• [GOAL]
Tally the lines in the records underneath that contain the string "timely", and state the figure by itself.

• [INPUT MATERIAL]
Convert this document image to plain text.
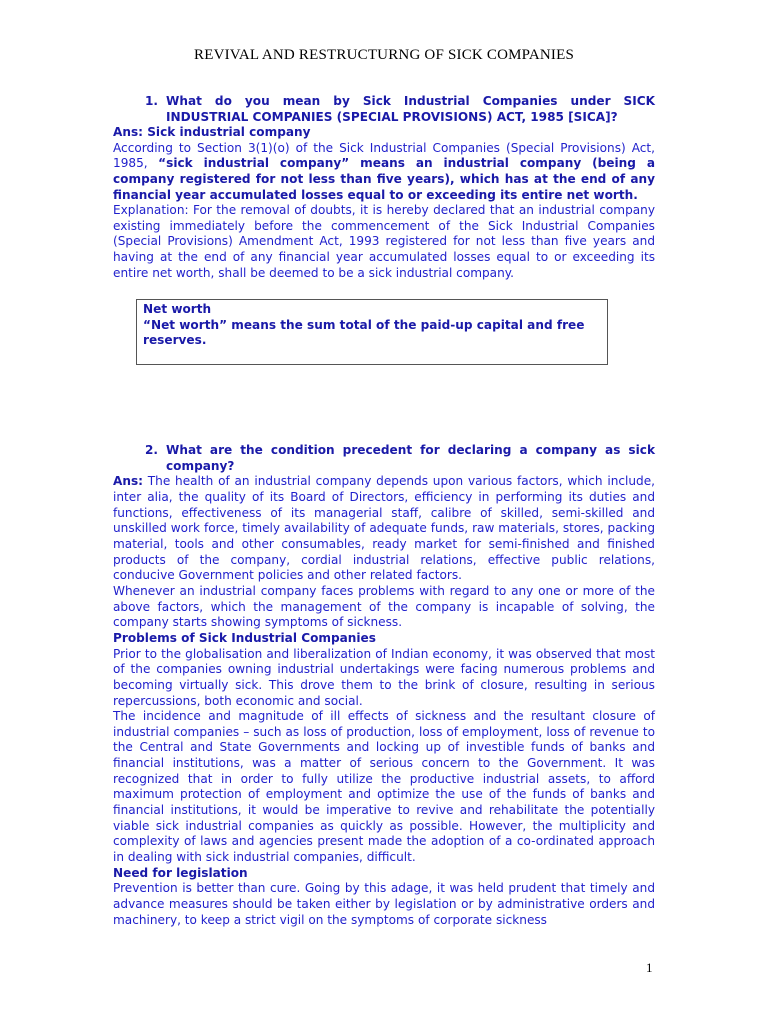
REVIVAL AND RESTRUCTURNG OF SICK COMPANIES
1. What do you mean by Sick Industrial Companies under SICK INDUSTRIAL COMPANIES (SPECIAL PROVISIONS) ACT, 1985 [SICA]?

Ans: Sick industrial company

According to Section 3(1)(o) of the Sick Industrial Companies (Special Provisions) Act, 1985, “sick industrial company” means an industrial company (being a company registered for not less than five years), which has at the end of any financial year accumulated losses equal to or exceeding its entire net worth.

Explanation: For the removal of doubts, it is hereby declared that an industrial company existing immediately before the commencement of the Sick Industrial Companies (Special Provisions) Amendment Act, 1993 registered for not less than five years and having at the end of any financial year accumulated losses equal to or exceeding its entire net worth, shall be deemed to be a sick industrial company.

Net worth
“Net worth” means the sum total of the paid-up capital and free reserves.
2. What are the condition precedent for declaring a company as sick company?

Ans: The health of an industrial company depends upon various factors, which include, inter alia, the quality of its Board of Directors, efficiency in performing its duties and functions, effectiveness of its managerial staff, calibre of skilled, semi-skilled and unskilled work force, timely availability of adequate funds, raw materials, stores, packing material, tools and other consumables, ready market for semi-finished and finished products of the company, cordial industrial relations, effective public relations, conducive Government policies and other related factors.

Whenever an industrial company faces problems with regard to any one or more of the above factors, which the management of the company is incapable of solving, the company starts showing symptoms of sickness.

Problems of Sick Industrial Companies

Prior to the globalisation and liberalization of Indian economy, it was observed that most of the companies owning industrial undertakings were facing numerous problems and becoming virtually sick. This drove them to the brink of closure, resulting in serious repercussions, both economic and social.

The incidence and magnitude of ill effects of sickness and the resultant closure of industrial companies – such as loss of production, loss of employment, loss of revenue to the Central and State Governments and locking up of investible funds of banks and financial institutions, was a matter of serious concern to the Government. It was recognized that in order to fully utilize the productive industrial assets, to afford maximum protection of employment and optimize the use of the funds of banks and financial institutions, it would be imperative to revive and rehabilitate the potentially viable sick industrial companies as quickly as possible. However, the multiplicity and complexity of laws and agencies present made the adoption of a co-ordinated approach in dealing with sick industrial companies, difficult.

Need for legislation

Prevention is better than cure. Going by this adage, it was held prudent that timely and advance measures should be taken either by legislation or by administrative orders and machinery, to keep a strict vigil on the symptoms of corporate sickness

1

• [TASK ANSWER]
2